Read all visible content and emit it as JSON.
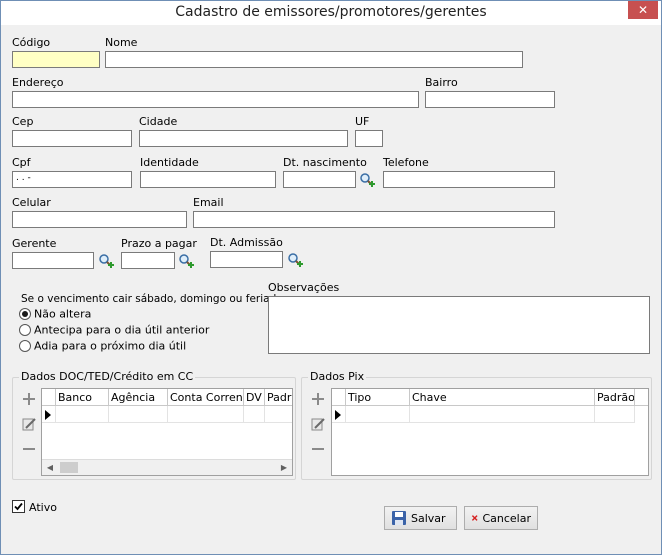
{
  "window": {
    "title": "Cadastro de emissores/promotores/gerentes",
    "close_glyph": "✕"
  },
  "labels": {
    "codigo": "Código",
    "nome": "Nome",
    "endereco": "Endereço",
    "bairro": "Bairro",
    "cep": "Cep",
    "cidade": "Cidade",
    "uf": "UF",
    "cpf": "Cpf",
    "identidade": "Identidade",
    "dt_nascimento": "Dt. nascimento",
    "telefone": "Telefone",
    "celular": "Celular",
    "email": "Email",
    "gerente": "Gerente",
    "prazo_pagar": "Prazo a pagar",
    "dt_admissao": "Dt. Admissão",
    "observacoes": "Observações"
  },
  "fields": {
    "codigo": "",
    "nome": "",
    "endereco": "",
    "bairro": "",
    "cep": "",
    "cidade": "",
    "uf": "",
    "cpf": " .  .  -",
    "identidade": "",
    "dt_nascimento": "",
    "telefone": "",
    "celular": "",
    "email": "",
    "gerente": "",
    "prazo_pagar": "",
    "dt_admissao": "",
    "observacoes": ""
  },
  "vencimento": {
    "title": "Se o vencimento cair sábado, domingo ou feriado",
    "options": [
      {
        "label": "Não altera",
        "selected": true
      },
      {
        "label": "Antecipa para o dia útil anterior",
        "selected": false
      },
      {
        "label": "Adia para o próximo dia útil",
        "selected": false
      }
    ]
  },
  "dados_doc": {
    "title": "Dados DOC/TED/Crédito em CC",
    "columns": [
      "Banco",
      "Agência",
      "Conta Corrente",
      "DV",
      "Padrão"
    ]
  },
  "dados_pix": {
    "title": "Dados Pix",
    "columns": [
      "Tipo",
      "Chave",
      "Padrão"
    ]
  },
  "ativo": {
    "label": "Ativo",
    "checked": true
  },
  "buttons": {
    "salvar": "Salvar",
    "cancelar": "Cancelar"
  },
  "icons": [
    "close-icon",
    "lookup-icon",
    "add-icon",
    "edit-icon",
    "remove-icon",
    "save-icon",
    "cancel-icon",
    "row-indicator-icon"
  ],
  "colors": {
    "required_field": "#ffffc4",
    "close_button": "#c75050"
  }
}
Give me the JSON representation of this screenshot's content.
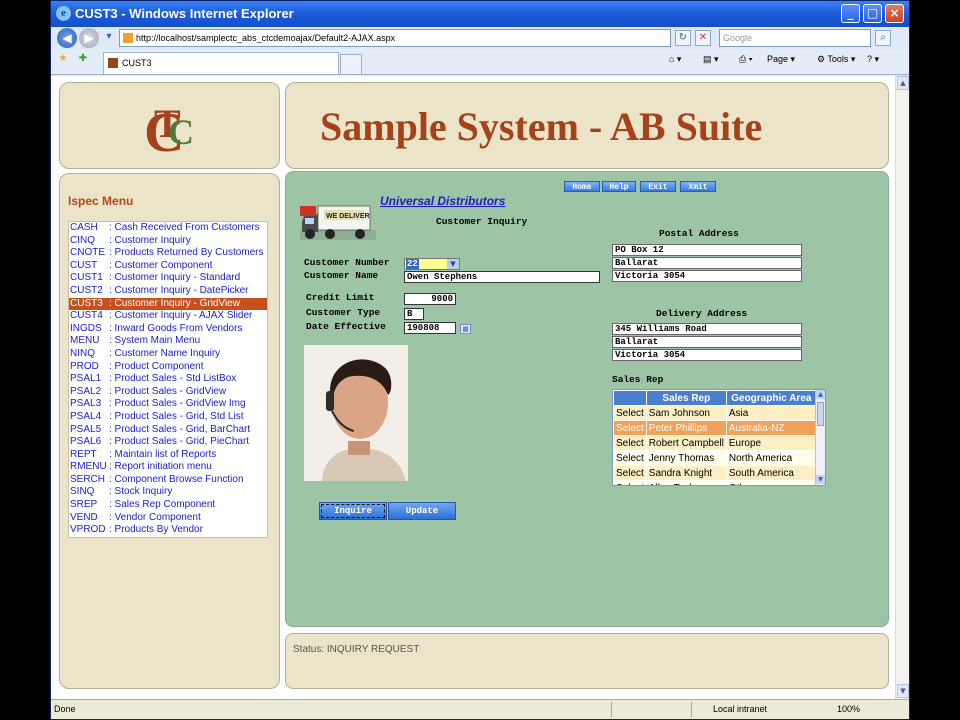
{
  "browser": {
    "title": "CUST3 - Windows Internet Explorer",
    "url": "http://localhost/samplectc_abs_ctcdemoajax/Default2-AJAX.aspx",
    "search_placeholder": "Google",
    "tab_title": "CUST3",
    "page_label": "Page",
    "tools_label": "Tools",
    "status_done": "Done",
    "zone": "Local intranet",
    "zoom": "100%"
  },
  "header": {
    "logo_letters": "CTC",
    "system_title": "Sample System - AB Suite"
  },
  "ispec_menu": {
    "title": "Ispec Menu",
    "items": [
      {
        "code": "CASH",
        "label": ": Cash Received From Customers"
      },
      {
        "code": "CINQ",
        "label": ": Customer Inquiry"
      },
      {
        "code": "CNOTE",
        "label": ": Products Returned By Customers"
      },
      {
        "code": "CUST",
        "label": ": Customer Component"
      },
      {
        "code": "CUST1",
        "label": ": Customer Inquiry - Standard"
      },
      {
        "code": "CUST2",
        "label": ": Customer Inquiry - DatePicker"
      },
      {
        "code": "CUST3",
        "label": ": Customer Inquiry - GridView"
      },
      {
        "code": "CUST4",
        "label": ": Customer Inquiry - AJAX Slider"
      },
      {
        "code": "INGDS",
        "label": ": Inward Goods From Vendors"
      },
      {
        "code": "MENU",
        "label": ": System Main Menu"
      },
      {
        "code": "NINQ",
        "label": ": Customer Name Inquiry"
      },
      {
        "code": "PROD",
        "label": ": Product Component"
      },
      {
        "code": "PSAL1",
        "label": ": Product Sales - Std ListBox"
      },
      {
        "code": "PSAL2",
        "label": ": Product Sales - GridView"
      },
      {
        "code": "PSAL3",
        "label": ": Product Sales - GridView Img"
      },
      {
        "code": "PSAL4",
        "label": ": Product Sales - Grid, Std List"
      },
      {
        "code": "PSAL5",
        "label": ": Product Sales - Grid, BarChart"
      },
      {
        "code": "PSAL6",
        "label": ": Product Sales - Grid, PieChart"
      },
      {
        "code": "REPT",
        "label": ": Maintain list of Reports"
      },
      {
        "code": "RMENU",
        "label": ": Report initiation menu"
      },
      {
        "code": "SERCH",
        "label": ": Component Browse Function"
      },
      {
        "code": "SINQ",
        "label": ": Stock Inquiry"
      },
      {
        "code": "SREP",
        "label": ": Sales Rep Component"
      },
      {
        "code": "VEND",
        "label": ": Vendor Component"
      },
      {
        "code": "VPROD",
        "label": ": Products By Vendor"
      }
    ],
    "selected_index": 6
  },
  "nav": {
    "home": "Home",
    "help": "Help",
    "exit": "Exit",
    "xmit": "Xmit"
  },
  "form": {
    "company": "Universal Distributors",
    "truck_sign": "WE DELIVER",
    "heading": "Customer Inquiry",
    "customer_number_label": "Customer Number",
    "customer_number": "22",
    "customer_name_label": "Customer Name",
    "customer_name": "Owen Stephens",
    "credit_limit_label": "Credit Limit",
    "credit_limit": "9000",
    "customer_type_label": "Customer Type",
    "customer_type": "B",
    "date_effective_label": "Date Effective",
    "date_effective": "190808",
    "inquire": "Inquire",
    "update": "Update"
  },
  "postal_address": {
    "title": "Postal Address",
    "lines": [
      "PO Box 12",
      "Ballarat",
      "Victoria 3054"
    ]
  },
  "delivery_address": {
    "title": "Delivery Address",
    "lines": [
      "345 Williams Road",
      "Ballarat",
      "Victoria 3054"
    ]
  },
  "sales_rep": {
    "title": "Sales Rep",
    "columns": [
      "",
      "Sales Rep",
      "Geographic Area"
    ],
    "select_label": "Select",
    "rows": [
      {
        "name": "Sam Johnson",
        "area": "Asia"
      },
      {
        "name": "Peter Phillips",
        "area": "Australia-NZ"
      },
      {
        "name": "Robert Campbell",
        "area": "Europe"
      },
      {
        "name": "Jenny Thomas",
        "area": "North America"
      },
      {
        "name": "Sandra Knight",
        "area": "South America"
      },
      {
        "name": "Allen Taylor",
        "area": "Other"
      }
    ],
    "selected_index": 1
  },
  "status": {
    "text": "Status: INQUIRY REQUEST"
  },
  "colors": {
    "brand": "#a3421b",
    "content_bg": "#9ec4a6",
    "panel_bg": "#ebe4c8",
    "menu_selected": "#c8501e",
    "link": "#1c1ccc"
  }
}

- - - - -

## What you should do
Reply with nothing but the number of lines that contain the word "GridView".

## Full output
3